Task requirements: Show, in full, each line of the data that contains "等物质反应".

(Extracted records)
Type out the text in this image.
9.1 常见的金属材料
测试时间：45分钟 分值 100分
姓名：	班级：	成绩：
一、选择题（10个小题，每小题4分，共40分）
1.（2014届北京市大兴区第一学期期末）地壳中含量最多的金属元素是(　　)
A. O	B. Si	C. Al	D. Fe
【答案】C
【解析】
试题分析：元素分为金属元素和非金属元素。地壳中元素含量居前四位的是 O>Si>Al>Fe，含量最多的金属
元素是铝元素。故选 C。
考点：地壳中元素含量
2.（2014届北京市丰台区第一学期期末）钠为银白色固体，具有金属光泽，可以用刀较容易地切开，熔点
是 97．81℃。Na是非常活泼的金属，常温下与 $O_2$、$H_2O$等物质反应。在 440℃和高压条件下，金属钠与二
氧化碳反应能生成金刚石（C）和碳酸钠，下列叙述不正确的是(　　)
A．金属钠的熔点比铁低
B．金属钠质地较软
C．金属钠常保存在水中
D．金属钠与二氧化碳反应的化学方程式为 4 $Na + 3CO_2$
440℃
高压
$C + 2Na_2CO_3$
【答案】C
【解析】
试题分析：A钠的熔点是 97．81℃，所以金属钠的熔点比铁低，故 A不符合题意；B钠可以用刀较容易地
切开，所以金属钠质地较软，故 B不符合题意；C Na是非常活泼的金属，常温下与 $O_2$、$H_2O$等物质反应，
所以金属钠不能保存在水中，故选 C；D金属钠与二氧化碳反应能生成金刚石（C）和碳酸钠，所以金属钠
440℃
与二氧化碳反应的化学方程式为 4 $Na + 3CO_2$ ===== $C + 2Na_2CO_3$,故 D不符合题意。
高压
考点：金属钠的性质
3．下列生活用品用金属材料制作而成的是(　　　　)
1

Full response:
是 97．81℃。Na是非常活泼的金属，常温下与 $O_2$、$H_2O$等物质反应。在 440℃和高压条件下，金属钠与二
切开，所以金属钠质地较软，故 B不符合题意；C Na是非常活泼的金属，常温下与 $O_2$、$H_2O$等物质反应，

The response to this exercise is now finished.